§ **Written request**: Output each line of the material exactly as it stands.

§ **Collected data**:

--------

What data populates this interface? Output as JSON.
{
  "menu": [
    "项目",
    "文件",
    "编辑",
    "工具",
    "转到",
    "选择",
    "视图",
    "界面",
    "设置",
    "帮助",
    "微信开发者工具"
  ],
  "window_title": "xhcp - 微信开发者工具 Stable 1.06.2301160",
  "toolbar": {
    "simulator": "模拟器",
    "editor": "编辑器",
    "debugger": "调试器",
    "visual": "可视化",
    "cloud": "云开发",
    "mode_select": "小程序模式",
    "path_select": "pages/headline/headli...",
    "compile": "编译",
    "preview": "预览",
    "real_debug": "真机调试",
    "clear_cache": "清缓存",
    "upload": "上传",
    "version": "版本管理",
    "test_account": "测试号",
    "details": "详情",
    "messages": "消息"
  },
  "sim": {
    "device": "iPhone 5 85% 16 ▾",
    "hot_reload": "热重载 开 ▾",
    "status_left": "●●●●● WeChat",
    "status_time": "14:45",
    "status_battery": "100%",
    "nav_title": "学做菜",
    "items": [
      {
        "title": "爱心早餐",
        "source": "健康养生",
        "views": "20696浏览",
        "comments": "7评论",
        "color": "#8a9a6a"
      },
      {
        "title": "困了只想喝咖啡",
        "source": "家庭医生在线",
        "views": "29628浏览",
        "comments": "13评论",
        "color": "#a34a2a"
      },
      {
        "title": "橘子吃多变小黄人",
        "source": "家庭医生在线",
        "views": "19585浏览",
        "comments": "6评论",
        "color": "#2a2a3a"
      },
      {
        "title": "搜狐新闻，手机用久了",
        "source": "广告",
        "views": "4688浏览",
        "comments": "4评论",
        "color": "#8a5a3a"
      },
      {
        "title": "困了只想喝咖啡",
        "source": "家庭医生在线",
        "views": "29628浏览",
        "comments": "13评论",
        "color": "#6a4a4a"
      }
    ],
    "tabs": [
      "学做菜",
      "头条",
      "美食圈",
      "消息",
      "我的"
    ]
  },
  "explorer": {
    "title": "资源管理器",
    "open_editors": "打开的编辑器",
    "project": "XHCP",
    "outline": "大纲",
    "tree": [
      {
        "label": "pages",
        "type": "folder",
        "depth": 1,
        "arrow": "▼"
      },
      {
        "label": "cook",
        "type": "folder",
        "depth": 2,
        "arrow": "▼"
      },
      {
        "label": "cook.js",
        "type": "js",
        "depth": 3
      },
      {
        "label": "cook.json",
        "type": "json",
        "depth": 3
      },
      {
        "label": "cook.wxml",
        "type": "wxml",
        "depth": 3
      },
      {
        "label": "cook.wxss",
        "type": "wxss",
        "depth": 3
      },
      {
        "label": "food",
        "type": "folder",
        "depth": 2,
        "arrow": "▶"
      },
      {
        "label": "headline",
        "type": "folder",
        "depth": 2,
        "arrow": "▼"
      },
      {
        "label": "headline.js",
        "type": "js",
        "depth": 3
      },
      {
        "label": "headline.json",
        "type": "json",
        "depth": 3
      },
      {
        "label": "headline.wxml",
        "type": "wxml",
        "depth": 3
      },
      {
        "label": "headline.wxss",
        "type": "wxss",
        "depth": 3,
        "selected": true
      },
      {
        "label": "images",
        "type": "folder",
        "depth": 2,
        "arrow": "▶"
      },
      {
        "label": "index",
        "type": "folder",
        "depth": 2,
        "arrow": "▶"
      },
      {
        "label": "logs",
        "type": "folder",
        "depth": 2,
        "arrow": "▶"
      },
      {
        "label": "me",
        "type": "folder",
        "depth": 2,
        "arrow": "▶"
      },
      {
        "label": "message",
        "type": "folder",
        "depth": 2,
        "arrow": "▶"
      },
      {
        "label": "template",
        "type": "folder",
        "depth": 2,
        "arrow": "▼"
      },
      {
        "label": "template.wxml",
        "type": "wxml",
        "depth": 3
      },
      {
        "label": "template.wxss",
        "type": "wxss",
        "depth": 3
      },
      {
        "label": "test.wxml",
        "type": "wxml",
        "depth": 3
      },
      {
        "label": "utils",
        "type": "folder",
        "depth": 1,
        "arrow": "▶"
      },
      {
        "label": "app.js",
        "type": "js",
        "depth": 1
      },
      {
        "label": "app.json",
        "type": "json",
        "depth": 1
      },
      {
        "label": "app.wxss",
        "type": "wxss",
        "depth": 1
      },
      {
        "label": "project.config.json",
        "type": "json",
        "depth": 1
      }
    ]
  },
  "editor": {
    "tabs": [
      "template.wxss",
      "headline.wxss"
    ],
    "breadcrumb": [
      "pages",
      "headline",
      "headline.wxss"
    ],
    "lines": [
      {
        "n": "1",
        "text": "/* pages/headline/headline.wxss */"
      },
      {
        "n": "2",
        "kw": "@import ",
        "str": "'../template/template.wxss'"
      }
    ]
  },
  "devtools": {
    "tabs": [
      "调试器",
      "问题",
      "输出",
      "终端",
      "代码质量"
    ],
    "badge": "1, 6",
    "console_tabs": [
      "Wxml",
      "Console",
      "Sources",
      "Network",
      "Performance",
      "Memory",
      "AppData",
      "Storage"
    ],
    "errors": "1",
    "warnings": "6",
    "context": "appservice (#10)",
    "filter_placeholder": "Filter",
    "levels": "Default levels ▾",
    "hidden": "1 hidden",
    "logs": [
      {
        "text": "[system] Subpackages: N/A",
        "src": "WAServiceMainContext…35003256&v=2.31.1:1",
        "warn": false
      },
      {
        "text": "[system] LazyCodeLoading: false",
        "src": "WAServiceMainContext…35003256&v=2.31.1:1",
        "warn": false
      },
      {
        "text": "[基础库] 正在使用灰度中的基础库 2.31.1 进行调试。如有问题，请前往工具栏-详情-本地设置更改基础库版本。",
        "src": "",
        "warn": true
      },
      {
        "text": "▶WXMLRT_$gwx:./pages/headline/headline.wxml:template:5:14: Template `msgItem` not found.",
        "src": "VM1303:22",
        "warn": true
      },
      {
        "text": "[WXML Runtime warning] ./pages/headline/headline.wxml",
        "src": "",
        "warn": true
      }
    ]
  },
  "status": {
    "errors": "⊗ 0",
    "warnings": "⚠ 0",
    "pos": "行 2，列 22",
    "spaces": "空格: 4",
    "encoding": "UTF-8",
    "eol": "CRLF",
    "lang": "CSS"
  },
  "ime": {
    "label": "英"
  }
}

--------

§ **Answer to this problem**:
What data populates this interface? Output as JSON.
{
  "menu": [
    "项目",
    "文件",
    "编辑",
    "工具",
    "转到",
    "选择",
    "视图",
    "界面",
    "设置",
    "帮助",
    "微信开发者工具"
  ],
  "window_title": "xhcp - 微信开发者工具 Stable 1.06.2301160",
  "toolbar": {
    "simulator": "模拟器",
    "editor": "编辑器",
    "debugger": "调试器",
    "visual": "可视化",
    "cloud": "云开发",
    "mode_select": "小程序模式",
    "path_select": "pages/headline/headli...",
    "compile": "编译",
    "preview": "预览",
    "real_debug": "真机调试",
    "clear_cache": "清缓存",
    "upload": "上传",
    "version": "版本管理",
    "test_account": "测试号",
    "details": "详情",
    "messages": "消息"
  },
  "sim": {
    "device": "iPhone 5 85% 16 ▾",
    "hot_reload": "热重载 开 ▾",
    "status_left": "●●●●● WeChat",
    "status_time": "14:45",
    "status_battery": "100%",
    "nav_title": "学做菜",
    "items": [
      {
        "title": "爱心早餐",
        "source": "健康养生",
        "views": "20696浏览",
        "comments": "7评论",
        "color": "#8a9a6a"
      },
      {
        "title": "困了只想喝咖啡",
        "source": "家庭医生在线",
        "views": "29628浏览",
        "comments": "13评论",
        "color": "#a34a2a"
      },
      {
        "title": "橘子吃多变小黄人",
        "source": "家庭医生在线",
        "views": "19585浏览",
        "comments": "6评论",
        "color": "#2a2a3a"
      },
      {
        "title": "搜狐新闻，手机用久了",
        "source": "广告",
        "views": "4688浏览",
        "comments": "4评论",
        "color": "#8a5a3a"
      },
      {
        "title": "困了只想喝咖啡",
        "source": "家庭医生在线",
        "views": "29628浏览",
        "comments": "13评论",
        "color": "#6a4a4a"
      }
    ],
    "tabs": [
      "学做菜",
      "头条",
      "美食圈",
      "消息",
      "我的"
    ]
  },
  "explorer": {
    "title": "资源管理器",
    "open_editors": "打开的编辑器",
    "project": "XHCP",
    "outline": "大纲",
    "tree": [
      {
        "label": "pages",
        "type": "folder",
        "depth": 1,
        "arrow": "▼"
      },
      {
        "label": "cook",
        "type": "folder",
        "depth": 2,
        "arrow": "▼"
      },
      {
        "label": "cook.js",
        "type": "js",
        "depth": 3
      },
      {
        "label": "cook.json",
        "type": "json",
        "depth": 3
      },
      {
        "label": "cook.wxml",
        "type": "wxml",
        "depth": 3
      },
      {
        "label": "cook.wxss",
        "type": "wxss",
        "depth": 3
      },
      {
        "label": "food",
        "type": "folder",
        "depth": 2,
        "arrow": "▶"
      },
      {
        "label": "headline",
        "type": "folder",
        "depth": 2,
        "arrow": "▼"
      },
      {
        "label": "headline.js",
        "type": "js",
        "depth": 3
      },
      {
        "label": "headline.json",
        "type": "json",
        "depth": 3
      },
      {
        "label": "headline.wxml",
        "type": "wxml",
        "depth": 3
      },
      {
        "label": "headline.wxss",
        "type": "wxss",
        "depth": 3,
        "selected": true
      },
      {
        "label": "images",
        "type": "folder",
        "depth": 2,
        "arrow": "▶"
      },
      {
        "label": "index",
        "type": "folder",
        "depth": 2,
        "arrow": "▶"
      },
      {
        "label": "logs",
        "type": "folder",
        "depth": 2,
        "arrow": "▶"
      },
      {
        "label": "me",
        "type": "folder",
        "depth": 2,
        "arrow": "▶"
      },
      {
        "label": "message",
        "type": "folder",
        "depth": 2,
        "arrow": "▶"
      },
      {
        "label": "template",
        "type": "folder",
        "depth": 2,
        "arrow": "▼"
      },
      {
        "label": "template.wxml",
        "type": "wxml",
        "depth": 3
      },
      {
        "label": "template.wxss",
        "type": "wxss",
        "depth": 3
      },
      {
        "label": "test.wxml",
        "type": "wxml",
        "depth": 3
      },
      {
        "label": "utils",
        "type": "folder",
        "depth": 1,
        "arrow": "▶"
      },
      {
        "label": "app.js",
        "type": "js",
        "depth": 1
      },
      {
        "label": "app.json",
        "type": "json",
        "depth": 1
      },
      {
        "label": "app.wxss",
        "type": "wxss",
        "depth": 1
      },
      {
        "label": "project.config.json",
        "type": "json",
        "depth": 1
      }
    ]
  },
  "editor": {
    "tabs": [
      "template.wxss",
      "headline.wxss"
    ],
    "breadcrumb": [
      "pages",
      "headline",
      "headline.wxss"
    ],
    "lines": [
      {
        "n": "1",
        "text": "/* pages/headline/headline.wxss */"
      },
      {
        "n": "2",
        "kw": "@import ",
        "str": "'../template/template.wxss'"
      }
    ]
  },
  "devtools": {
    "tabs": [
      "调试器",
      "问题",
      "输出",
      "终端",
      "代码质量"
    ],
    "badge": "1, 6",
    "console_tabs": [
      "Wxml",
      "Console",
      "Sources",
      "Network",
      "Performance",
      "Memory",
      "AppData",
      "Storage"
    ],
    "errors": "1",
    "warnings": "6",
    "context": "appservice (#10)",
    "filter_placeholder": "Filter",
    "levels": "Default levels ▾",
    "hidden": "1 hidden",
    "logs": [
      {
        "text": "[system] Subpackages: N/A",
        "src": "WAServiceMainContext…35003256&v=2.31.1:1",
        "warn": false
      },
      {
        "text": "[system] LazyCodeLoading: false",
        "src": "WAServiceMainContext…35003256&v=2.31.1:1",
        "warn": false
      },
      {
        "text": "[基础库] 正在使用灰度中的基础库 2.31.1 进行调试。如有问题，请前往工具栏-详情-本地设置更改基础库版本。",
        "src": "",
        "warn": true
      },
      {
        "text": "▶WXMLRT_$gwx:./pages/headline/headline.wxml:template:5:14: Template `msgItem` not found.",
        "src": "VM1303:22",
        "warn": true
      },
      {
        "text": "[WXML Runtime warning] ./pages/headline/headline.wxml",
        "src": "",
        "warn": true
      }
    ]
  },
  "status": {
    "errors": "⊗ 0",
    "warnings": "⚠ 0",
    "pos": "行 2，列 22",
    "spaces": "空格: 4",
    "encoding": "UTF-8",
    "eol": "CRLF",
    "lang": "CSS"
  },
  "ime": {
    "label": "英"
  }
}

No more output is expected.